== Request ==
Tally every line of the listing where the string "Southern" is found, and state the total alone.

########

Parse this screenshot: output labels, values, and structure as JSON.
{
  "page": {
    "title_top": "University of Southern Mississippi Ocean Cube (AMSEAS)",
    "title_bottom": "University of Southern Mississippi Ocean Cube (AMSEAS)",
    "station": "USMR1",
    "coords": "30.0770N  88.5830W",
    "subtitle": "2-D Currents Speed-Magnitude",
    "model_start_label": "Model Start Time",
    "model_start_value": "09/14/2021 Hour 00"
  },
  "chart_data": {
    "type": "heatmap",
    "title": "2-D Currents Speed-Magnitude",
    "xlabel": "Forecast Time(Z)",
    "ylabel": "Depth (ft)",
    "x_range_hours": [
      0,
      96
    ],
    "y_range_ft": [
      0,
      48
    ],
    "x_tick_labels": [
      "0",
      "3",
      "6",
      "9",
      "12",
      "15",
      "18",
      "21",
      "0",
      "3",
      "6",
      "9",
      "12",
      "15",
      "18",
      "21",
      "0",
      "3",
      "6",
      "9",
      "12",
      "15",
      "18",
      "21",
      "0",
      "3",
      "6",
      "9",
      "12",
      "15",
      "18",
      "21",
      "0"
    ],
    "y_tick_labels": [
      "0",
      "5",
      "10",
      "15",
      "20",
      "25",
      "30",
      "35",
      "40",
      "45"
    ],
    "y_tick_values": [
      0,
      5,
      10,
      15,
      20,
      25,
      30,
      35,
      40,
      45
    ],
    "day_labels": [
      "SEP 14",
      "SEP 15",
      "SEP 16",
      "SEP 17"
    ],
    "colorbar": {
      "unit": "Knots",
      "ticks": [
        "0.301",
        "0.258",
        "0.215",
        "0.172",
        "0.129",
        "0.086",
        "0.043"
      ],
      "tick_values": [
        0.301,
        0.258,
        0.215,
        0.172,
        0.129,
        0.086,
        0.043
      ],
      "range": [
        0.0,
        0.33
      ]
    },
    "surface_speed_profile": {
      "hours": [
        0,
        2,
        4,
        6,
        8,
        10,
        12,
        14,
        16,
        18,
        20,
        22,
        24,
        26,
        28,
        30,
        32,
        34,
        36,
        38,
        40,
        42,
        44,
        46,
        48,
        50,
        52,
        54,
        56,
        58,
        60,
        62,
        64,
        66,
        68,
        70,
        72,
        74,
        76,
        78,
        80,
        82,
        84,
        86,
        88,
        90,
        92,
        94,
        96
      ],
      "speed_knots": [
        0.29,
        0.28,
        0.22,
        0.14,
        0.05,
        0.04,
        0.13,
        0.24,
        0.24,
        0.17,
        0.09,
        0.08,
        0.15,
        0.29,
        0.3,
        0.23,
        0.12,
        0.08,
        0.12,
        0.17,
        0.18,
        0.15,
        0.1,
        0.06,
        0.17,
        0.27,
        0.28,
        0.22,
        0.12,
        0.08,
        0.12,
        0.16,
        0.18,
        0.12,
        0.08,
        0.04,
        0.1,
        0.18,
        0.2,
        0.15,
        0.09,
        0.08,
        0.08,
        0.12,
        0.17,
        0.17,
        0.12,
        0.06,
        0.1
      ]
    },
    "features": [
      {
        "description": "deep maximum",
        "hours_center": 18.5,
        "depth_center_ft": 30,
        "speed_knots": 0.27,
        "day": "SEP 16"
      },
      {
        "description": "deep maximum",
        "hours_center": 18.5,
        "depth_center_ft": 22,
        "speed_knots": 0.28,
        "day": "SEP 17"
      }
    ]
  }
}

########

== Solution below ==
2